-- Begin --
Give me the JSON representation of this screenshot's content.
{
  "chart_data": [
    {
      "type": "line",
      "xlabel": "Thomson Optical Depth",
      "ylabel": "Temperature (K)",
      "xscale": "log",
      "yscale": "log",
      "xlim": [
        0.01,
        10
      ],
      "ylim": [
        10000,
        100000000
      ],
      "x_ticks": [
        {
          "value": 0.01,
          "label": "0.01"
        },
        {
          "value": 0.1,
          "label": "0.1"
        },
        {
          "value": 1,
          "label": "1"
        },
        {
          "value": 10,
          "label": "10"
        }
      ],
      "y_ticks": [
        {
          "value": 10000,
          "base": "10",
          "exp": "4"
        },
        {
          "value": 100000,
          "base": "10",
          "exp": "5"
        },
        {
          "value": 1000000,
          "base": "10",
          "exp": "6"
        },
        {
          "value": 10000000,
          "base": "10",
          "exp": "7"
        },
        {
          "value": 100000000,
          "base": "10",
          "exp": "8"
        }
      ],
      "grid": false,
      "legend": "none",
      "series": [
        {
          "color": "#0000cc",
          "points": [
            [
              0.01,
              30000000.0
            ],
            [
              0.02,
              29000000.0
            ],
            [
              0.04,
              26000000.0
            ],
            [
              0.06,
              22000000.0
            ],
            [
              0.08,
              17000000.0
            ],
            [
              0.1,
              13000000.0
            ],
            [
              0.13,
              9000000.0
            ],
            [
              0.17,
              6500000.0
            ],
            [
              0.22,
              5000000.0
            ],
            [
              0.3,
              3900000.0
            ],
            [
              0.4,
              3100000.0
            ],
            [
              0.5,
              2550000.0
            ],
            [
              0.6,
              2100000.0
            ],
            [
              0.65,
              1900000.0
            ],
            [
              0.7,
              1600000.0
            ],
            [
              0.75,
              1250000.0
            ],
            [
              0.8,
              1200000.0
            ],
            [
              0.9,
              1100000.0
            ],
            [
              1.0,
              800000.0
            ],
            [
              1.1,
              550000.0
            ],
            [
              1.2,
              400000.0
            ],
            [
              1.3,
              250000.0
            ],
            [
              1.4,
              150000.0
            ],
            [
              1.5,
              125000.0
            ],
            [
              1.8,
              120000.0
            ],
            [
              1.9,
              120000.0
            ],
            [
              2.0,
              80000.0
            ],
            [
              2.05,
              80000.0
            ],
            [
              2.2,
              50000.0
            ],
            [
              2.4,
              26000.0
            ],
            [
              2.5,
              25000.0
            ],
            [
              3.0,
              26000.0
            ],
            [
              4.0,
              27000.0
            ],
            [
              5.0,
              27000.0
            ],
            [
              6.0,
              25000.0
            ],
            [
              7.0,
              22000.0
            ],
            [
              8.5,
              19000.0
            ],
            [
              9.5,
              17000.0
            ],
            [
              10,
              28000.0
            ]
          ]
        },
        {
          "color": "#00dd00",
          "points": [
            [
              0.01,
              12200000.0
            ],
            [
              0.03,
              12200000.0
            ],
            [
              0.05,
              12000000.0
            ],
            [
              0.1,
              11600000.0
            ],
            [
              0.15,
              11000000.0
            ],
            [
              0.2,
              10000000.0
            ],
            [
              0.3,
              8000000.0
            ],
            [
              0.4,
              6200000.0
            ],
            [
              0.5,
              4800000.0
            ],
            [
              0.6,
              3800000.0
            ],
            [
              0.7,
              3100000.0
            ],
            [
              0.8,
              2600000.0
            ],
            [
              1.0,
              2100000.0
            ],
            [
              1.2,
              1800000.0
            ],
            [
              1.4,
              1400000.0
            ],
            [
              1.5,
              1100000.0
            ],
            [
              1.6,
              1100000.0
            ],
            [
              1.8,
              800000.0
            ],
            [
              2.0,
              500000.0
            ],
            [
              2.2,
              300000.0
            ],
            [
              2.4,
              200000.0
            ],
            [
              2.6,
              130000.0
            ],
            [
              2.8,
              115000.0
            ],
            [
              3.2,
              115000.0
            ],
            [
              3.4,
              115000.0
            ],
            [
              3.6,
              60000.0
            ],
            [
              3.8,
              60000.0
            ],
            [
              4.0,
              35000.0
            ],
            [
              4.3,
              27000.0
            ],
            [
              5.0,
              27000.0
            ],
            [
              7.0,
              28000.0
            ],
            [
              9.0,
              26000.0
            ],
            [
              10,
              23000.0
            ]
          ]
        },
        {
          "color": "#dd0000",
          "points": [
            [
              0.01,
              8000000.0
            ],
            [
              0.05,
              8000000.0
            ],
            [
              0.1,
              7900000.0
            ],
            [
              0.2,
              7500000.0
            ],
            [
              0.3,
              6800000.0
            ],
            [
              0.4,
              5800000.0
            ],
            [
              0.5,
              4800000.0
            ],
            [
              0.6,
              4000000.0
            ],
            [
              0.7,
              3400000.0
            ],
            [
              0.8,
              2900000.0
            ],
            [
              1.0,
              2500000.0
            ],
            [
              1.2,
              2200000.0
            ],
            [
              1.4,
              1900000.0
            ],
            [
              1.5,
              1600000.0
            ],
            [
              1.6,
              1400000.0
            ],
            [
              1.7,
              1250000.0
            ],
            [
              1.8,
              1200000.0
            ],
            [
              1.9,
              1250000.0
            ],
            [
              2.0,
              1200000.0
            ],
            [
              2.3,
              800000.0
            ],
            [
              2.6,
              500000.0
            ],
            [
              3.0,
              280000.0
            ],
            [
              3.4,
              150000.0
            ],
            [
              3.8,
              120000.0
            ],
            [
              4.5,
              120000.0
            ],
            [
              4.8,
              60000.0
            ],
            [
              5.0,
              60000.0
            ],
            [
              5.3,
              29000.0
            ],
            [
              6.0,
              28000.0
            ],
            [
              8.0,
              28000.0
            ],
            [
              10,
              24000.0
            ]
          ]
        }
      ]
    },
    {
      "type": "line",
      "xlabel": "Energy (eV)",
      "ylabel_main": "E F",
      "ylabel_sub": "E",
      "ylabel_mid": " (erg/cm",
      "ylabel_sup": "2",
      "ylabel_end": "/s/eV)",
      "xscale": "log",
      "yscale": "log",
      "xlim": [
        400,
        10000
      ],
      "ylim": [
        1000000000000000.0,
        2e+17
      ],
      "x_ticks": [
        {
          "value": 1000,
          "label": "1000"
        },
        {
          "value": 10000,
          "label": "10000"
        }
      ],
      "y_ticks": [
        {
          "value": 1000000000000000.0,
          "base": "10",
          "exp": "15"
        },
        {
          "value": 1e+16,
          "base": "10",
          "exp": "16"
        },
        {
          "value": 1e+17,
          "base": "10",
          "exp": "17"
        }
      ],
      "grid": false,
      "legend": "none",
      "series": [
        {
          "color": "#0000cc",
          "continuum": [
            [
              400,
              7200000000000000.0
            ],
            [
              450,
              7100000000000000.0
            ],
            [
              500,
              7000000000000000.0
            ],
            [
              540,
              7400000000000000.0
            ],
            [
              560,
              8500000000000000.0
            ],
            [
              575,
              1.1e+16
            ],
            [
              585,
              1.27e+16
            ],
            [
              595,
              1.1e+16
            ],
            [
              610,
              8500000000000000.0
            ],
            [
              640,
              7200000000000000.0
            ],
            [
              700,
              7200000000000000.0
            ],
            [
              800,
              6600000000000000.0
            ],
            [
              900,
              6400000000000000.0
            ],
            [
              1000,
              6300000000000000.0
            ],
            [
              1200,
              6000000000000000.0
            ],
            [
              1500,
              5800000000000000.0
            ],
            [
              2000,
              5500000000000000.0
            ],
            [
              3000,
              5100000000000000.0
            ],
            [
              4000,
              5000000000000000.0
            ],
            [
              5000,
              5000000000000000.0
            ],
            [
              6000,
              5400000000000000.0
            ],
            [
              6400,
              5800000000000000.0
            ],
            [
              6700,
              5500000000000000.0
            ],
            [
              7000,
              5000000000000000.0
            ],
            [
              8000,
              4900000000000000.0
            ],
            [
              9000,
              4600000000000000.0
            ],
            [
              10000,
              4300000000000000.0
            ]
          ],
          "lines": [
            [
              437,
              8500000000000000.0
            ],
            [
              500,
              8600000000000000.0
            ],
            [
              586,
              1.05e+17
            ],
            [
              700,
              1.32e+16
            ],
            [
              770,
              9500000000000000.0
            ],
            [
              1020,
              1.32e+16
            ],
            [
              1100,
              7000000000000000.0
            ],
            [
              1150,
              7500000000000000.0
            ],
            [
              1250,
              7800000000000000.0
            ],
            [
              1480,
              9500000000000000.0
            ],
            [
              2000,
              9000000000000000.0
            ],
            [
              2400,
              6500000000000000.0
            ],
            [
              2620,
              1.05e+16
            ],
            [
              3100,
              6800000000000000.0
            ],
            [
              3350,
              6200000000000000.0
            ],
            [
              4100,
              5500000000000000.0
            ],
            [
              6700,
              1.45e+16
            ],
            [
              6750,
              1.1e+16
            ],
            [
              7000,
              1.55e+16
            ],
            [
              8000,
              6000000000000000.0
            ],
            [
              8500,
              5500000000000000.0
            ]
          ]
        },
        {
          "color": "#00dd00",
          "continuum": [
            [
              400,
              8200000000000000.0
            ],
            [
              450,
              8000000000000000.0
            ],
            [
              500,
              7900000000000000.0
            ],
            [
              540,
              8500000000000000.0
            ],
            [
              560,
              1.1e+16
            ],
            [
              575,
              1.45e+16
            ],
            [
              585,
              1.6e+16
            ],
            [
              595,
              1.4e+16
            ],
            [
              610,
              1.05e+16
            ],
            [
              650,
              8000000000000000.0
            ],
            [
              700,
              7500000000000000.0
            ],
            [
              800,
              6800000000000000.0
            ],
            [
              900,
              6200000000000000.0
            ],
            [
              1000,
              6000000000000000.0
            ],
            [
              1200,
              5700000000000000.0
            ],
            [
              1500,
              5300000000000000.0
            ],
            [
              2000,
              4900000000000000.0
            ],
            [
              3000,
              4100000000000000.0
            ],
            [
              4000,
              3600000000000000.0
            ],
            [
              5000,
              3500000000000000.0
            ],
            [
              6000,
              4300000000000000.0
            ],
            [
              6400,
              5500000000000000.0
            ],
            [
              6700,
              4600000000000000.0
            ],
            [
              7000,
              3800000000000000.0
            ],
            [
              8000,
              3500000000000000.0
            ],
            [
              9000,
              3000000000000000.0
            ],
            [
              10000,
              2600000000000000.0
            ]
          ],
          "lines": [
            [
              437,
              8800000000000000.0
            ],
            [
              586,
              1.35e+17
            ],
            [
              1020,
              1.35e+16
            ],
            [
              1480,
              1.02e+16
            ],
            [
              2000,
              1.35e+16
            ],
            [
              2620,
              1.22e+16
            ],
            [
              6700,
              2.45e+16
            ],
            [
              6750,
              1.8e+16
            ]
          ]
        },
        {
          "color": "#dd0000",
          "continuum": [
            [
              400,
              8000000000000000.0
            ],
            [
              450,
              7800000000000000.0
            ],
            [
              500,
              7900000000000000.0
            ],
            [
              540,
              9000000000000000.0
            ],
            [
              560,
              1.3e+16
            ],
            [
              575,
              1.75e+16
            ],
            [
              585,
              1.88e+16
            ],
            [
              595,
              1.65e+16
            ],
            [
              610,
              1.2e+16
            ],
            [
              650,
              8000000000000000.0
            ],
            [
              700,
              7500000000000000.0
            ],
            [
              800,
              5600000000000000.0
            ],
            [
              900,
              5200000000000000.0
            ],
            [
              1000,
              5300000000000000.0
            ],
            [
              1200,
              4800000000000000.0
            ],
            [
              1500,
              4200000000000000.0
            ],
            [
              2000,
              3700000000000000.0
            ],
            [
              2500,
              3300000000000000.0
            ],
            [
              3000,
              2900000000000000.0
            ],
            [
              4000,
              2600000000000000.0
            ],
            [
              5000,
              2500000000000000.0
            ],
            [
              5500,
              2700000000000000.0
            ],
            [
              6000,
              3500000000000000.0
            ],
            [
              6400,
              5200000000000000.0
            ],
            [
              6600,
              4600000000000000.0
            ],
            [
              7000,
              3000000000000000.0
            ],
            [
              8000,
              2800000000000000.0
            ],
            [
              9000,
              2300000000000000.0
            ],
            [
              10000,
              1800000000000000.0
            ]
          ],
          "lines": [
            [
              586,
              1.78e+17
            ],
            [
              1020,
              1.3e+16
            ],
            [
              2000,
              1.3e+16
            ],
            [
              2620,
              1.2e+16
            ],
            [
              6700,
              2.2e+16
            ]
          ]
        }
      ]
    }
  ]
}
-- End --
Your goal
Using the records above, say how many lines include the string "xlabel". Only the number is wanted.

Response to this task
2